## Short problem
Every entry below must be repeated exactly; skip the pictures.

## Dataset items
-- Begin --
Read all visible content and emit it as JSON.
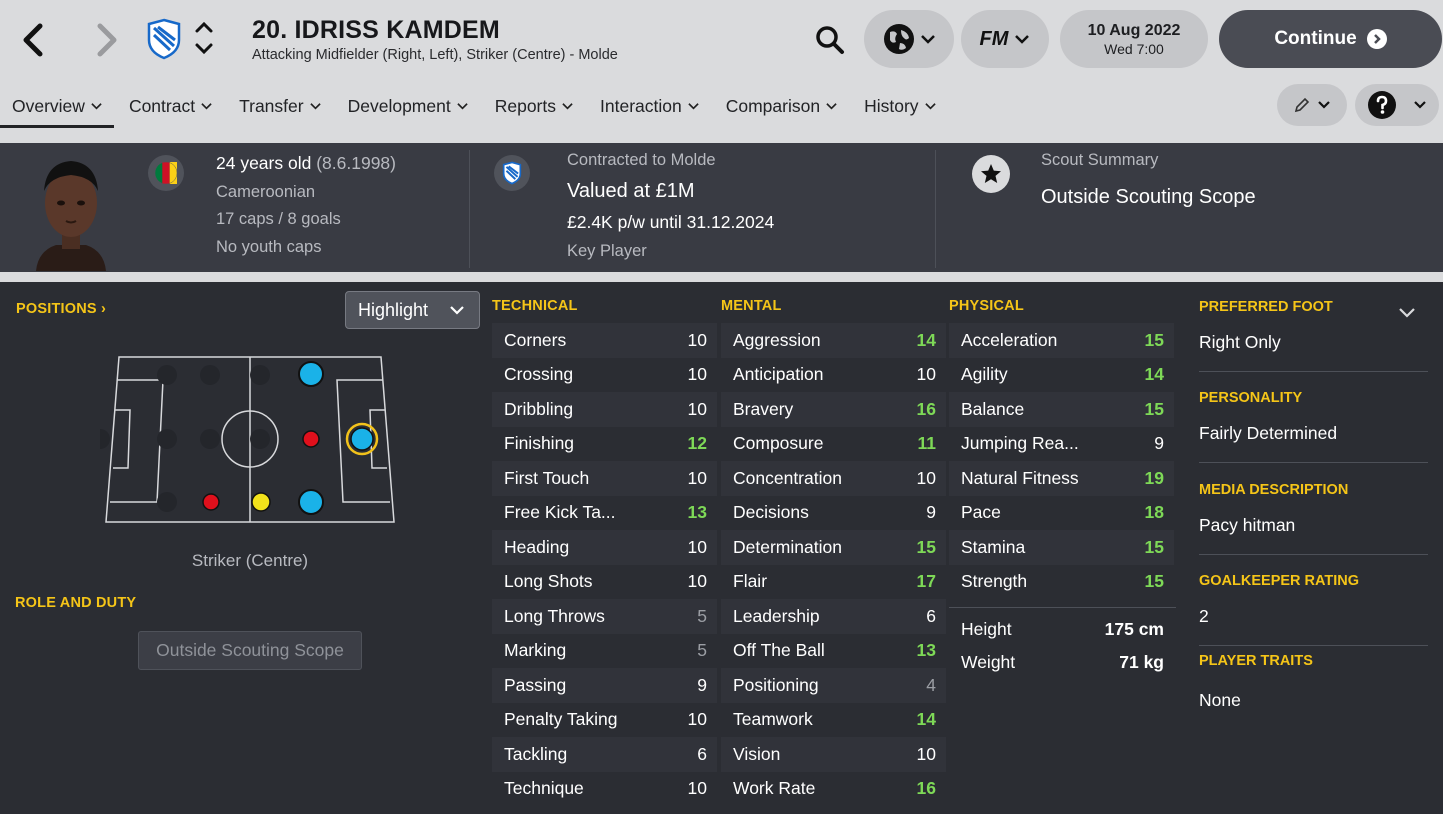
{
  "header": {
    "title": "20. IDRISS KAMDEM",
    "subtitle": "Attacking Midfielder (Right, Left), Striker (Centre) - Molde",
    "date": "10 Aug 2022",
    "time": "Wed 7:00",
    "continue_label": "Continue",
    "fm_label": "FM"
  },
  "tabs": [
    {
      "label": "Overview"
    },
    {
      "label": "Contract"
    },
    {
      "label": "Transfer"
    },
    {
      "label": "Development"
    },
    {
      "label": "Reports"
    },
    {
      "label": "Interaction"
    },
    {
      "label": "Comparison"
    },
    {
      "label": "History"
    }
  ],
  "info": {
    "age": "24 years old",
    "dob": "(8.6.1998)",
    "nationality": "Cameroonian",
    "caps": "17 caps / 8 goals",
    "youth_caps": "No youth caps",
    "contract": "Contracted to Molde",
    "value": "Valued at £1M",
    "wage": "£2.4K p/w until 31.12.2024",
    "status": "Key Player",
    "scout_label": "Scout Summary",
    "scout_value": "Outside Scouting Scope"
  },
  "positions": {
    "heading": "POSITIONS",
    "highlight_label": "Highlight",
    "caption": "Striker (Centre)",
    "role_heading": "ROLE AND DUTY",
    "role_value": "Outside Scouting Scope"
  },
  "technical": {
    "heading": "TECHNICAL",
    "rows": [
      {
        "name": "Corners",
        "value": "10",
        "tone": ""
      },
      {
        "name": "Crossing",
        "value": "10",
        "tone": ""
      },
      {
        "name": "Dribbling",
        "value": "10",
        "tone": ""
      },
      {
        "name": "Finishing",
        "value": "12",
        "tone": "hi"
      },
      {
        "name": "First Touch",
        "value": "10",
        "tone": ""
      },
      {
        "name": "Free Kick Ta...",
        "value": "13",
        "tone": "hi"
      },
      {
        "name": "Heading",
        "value": "10",
        "tone": ""
      },
      {
        "name": "Long Shots",
        "value": "10",
        "tone": ""
      },
      {
        "name": "Long Throws",
        "value": "5",
        "tone": "lo"
      },
      {
        "name": "Marking",
        "value": "5",
        "tone": "lo"
      },
      {
        "name": "Passing",
        "value": "9",
        "tone": ""
      },
      {
        "name": "Penalty Taking",
        "value": "10",
        "tone": ""
      },
      {
        "name": "Tackling",
        "value": "6",
        "tone": ""
      },
      {
        "name": "Technique",
        "value": "10",
        "tone": ""
      }
    ]
  },
  "mental": {
    "heading": "MENTAL",
    "rows": [
      {
        "name": "Aggression",
        "value": "14",
        "tone": "hi"
      },
      {
        "name": "Anticipation",
        "value": "10",
        "tone": ""
      },
      {
        "name": "Bravery",
        "value": "16",
        "tone": "hi"
      },
      {
        "name": "Composure",
        "value": "11",
        "tone": "hi"
      },
      {
        "name": "Concentration",
        "value": "10",
        "tone": ""
      },
      {
        "name": "Decisions",
        "value": "9",
        "tone": ""
      },
      {
        "name": "Determination",
        "value": "15",
        "tone": "hi"
      },
      {
        "name": "Flair",
        "value": "17",
        "tone": "hi"
      },
      {
        "name": "Leadership",
        "value": "6",
        "tone": ""
      },
      {
        "name": "Off The Ball",
        "value": "13",
        "tone": "hi"
      },
      {
        "name": "Positioning",
        "value": "4",
        "tone": "lo"
      },
      {
        "name": "Teamwork",
        "value": "14",
        "tone": "hi"
      },
      {
        "name": "Vision",
        "value": "10",
        "tone": ""
      },
      {
        "name": "Work Rate",
        "value": "16",
        "tone": "hi"
      }
    ]
  },
  "physical": {
    "heading": "PHYSICAL",
    "rows": [
      {
        "name": "Acceleration",
        "value": "15",
        "tone": "hi"
      },
      {
        "name": "Agility",
        "value": "14",
        "tone": "hi"
      },
      {
        "name": "Balance",
        "value": "15",
        "tone": "hi"
      },
      {
        "name": "Jumping Rea...",
        "value": "9",
        "tone": ""
      },
      {
        "name": "Natural Fitness",
        "value": "19",
        "tone": "hi"
      },
      {
        "name": "Pace",
        "value": "18",
        "tone": "hi"
      },
      {
        "name": "Stamina",
        "value": "15",
        "tone": "hi"
      },
      {
        "name": "Strength",
        "value": "15",
        "tone": "hi"
      }
    ],
    "height_label": "Height",
    "height_value": "175 cm",
    "weight_label": "Weight",
    "weight_value": "71 kg"
  },
  "side": {
    "foot_heading": "PREFERRED FOOT",
    "foot_value": "Right Only",
    "personality_heading": "PERSONALITY",
    "personality_value": "Fairly Determined",
    "media_heading": "MEDIA DESCRIPTION",
    "media_value": "Pacy hitman",
    "gk_heading": "GOALKEEPER RATING",
    "gk_value": "2",
    "traits_heading": "PLAYER TRAITS",
    "traits_value": "None"
  },
  "colors": {
    "accent_yellow": "#f5c518",
    "good_green": "#7ed957",
    "natural_blue": "#1ab2e8",
    "competent_yellow": "#f2e21b",
    "unconvincing_red": "#e0101c"
  }
}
-- End --
## Task response
Read all visible content and emit it as JSON.
{
  "header": {
    "title": "20. IDRISS KAMDEM",
    "subtitle": "Attacking Midfielder (Right, Left), Striker (Centre) - Molde",
    "date": "10 Aug 2022",
    "time": "Wed 7:00",
    "continue_label": "Continue",
    "fm_label": "FM"
  },
  "tabs": [
    {
      "label": "Overview"
    },
    {
      "label": "Contract"
    },
    {
      "label": "Transfer"
    },
    {
      "label": "Development"
    },
    {
      "label": "Reports"
    },
    {
      "label": "Interaction"
    },
    {
      "label": "Comparison"
    },
    {
      "label": "History"
    }
  ],
  "info": {
    "age": "24 years old",
    "dob": "(8.6.1998)",
    "nationality": "Cameroonian",
    "caps": "17 caps / 8 goals",
    "youth_caps": "No youth caps",
    "contract": "Contracted to Molde",
    "value": "Valued at £1M",
    "wage": "£2.4K p/w until 31.12.2024",
    "status": "Key Player",
    "scout_label": "Scout Summary",
    "scout_value": "Outside Scouting Scope"
  },
  "positions": {
    "heading": "POSITIONS",
    "highlight_label": "Highlight",
    "caption": "Striker (Centre)",
    "role_heading": "ROLE AND DUTY",
    "role_value": "Outside Scouting Scope"
  },
  "technical": {
    "heading": "TECHNICAL",
    "rows": [
      {
        "name": "Corners",
        "value": "10",
        "tone": ""
      },
      {
        "name": "Crossing",
        "value": "10",
        "tone": ""
      },
      {
        "name": "Dribbling",
        "value": "10",
        "tone": ""
      },
      {
        "name": "Finishing",
        "value": "12",
        "tone": "hi"
      },
      {
        "name": "First Touch",
        "value": "10",
        "tone": ""
      },
      {
        "name": "Free Kick Ta...",
        "value": "13",
        "tone": "hi"
      },
      {
        "name": "Heading",
        "value": "10",
        "tone": ""
      },
      {
        "name": "Long Shots",
        "value": "10",
        "tone": ""
      },
      {
        "name": "Long Throws",
        "value": "5",
        "tone": "lo"
      },
      {
        "name": "Marking",
        "value": "5",
        "tone": "lo"
      },
      {
        "name": "Passing",
        "value": "9",
        "tone": ""
      },
      {
        "name": "Penalty Taking",
        "value": "10",
        "tone": ""
      },
      {
        "name": "Tackling",
        "value": "6",
        "tone": ""
      },
      {
        "name": "Technique",
        "value": "10",
        "tone": ""
      }
    ]
  },
  "mental": {
    "heading": "MENTAL",
    "rows": [
      {
        "name": "Aggression",
        "value": "14",
        "tone": "hi"
      },
      {
        "name": "Anticipation",
        "value": "10",
        "tone": ""
      },
      {
        "name": "Bravery",
        "value": "16",
        "tone": "hi"
      },
      {
        "name": "Composure",
        "value": "11",
        "tone": "hi"
      },
      {
        "name": "Concentration",
        "value": "10",
        "tone": ""
      },
      {
        "name": "Decisions",
        "value": "9",
        "tone": ""
      },
      {
        "name": "Determination",
        "value": "15",
        "tone": "hi"
      },
      {
        "name": "Flair",
        "value": "17",
        "tone": "hi"
      },
      {
        "name": "Leadership",
        "value": "6",
        "tone": ""
      },
      {
        "name": "Off The Ball",
        "value": "13",
        "tone": "hi"
      },
      {
        "name": "Positioning",
        "value": "4",
        "tone": "lo"
      },
      {
        "name": "Teamwork",
        "value": "14",
        "tone": "hi"
      },
      {
        "name": "Vision",
        "value": "10",
        "tone": ""
      },
      {
        "name": "Work Rate",
        "value": "16",
        "tone": "hi"
      }
    ]
  },
  "physical": {
    "heading": "PHYSICAL",
    "rows": [
      {
        "name": "Acceleration",
        "value": "15",
        "tone": "hi"
      },
      {
        "name": "Agility",
        "value": "14",
        "tone": "hi"
      },
      {
        "name": "Balance",
        "value": "15",
        "tone": "hi"
      },
      {
        "name": "Jumping Rea...",
        "value": "9",
        "tone": ""
      },
      {
        "name": "Natural Fitness",
        "value": "19",
        "tone": "hi"
      },
      {
        "name": "Pace",
        "value": "18",
        "tone": "hi"
      },
      {
        "name": "Stamina",
        "value": "15",
        "tone": "hi"
      },
      {
        "name": "Strength",
        "value": "15",
        "tone": "hi"
      }
    ],
    "height_label": "Height",
    "height_value": "175 cm",
    "weight_label": "Weight",
    "weight_value": "71 kg"
  },
  "side": {
    "foot_heading": "PREFERRED FOOT",
    "foot_value": "Right Only",
    "personality_heading": "PERSONALITY",
    "personality_value": "Fairly Determined",
    "media_heading": "MEDIA DESCRIPTION",
    "media_value": "Pacy hitman",
    "gk_heading": "GOALKEEPER RATING",
    "gk_value": "2",
    "traits_heading": "PLAYER TRAITS",
    "traits_value": "None"
  },
  "colors": {
    "accent_yellow": "#f5c518",
    "good_green": "#7ed957",
    "natural_blue": "#1ab2e8",
    "competent_yellow": "#f2e21b",
    "unconvincing_red": "#e0101c"
  }
}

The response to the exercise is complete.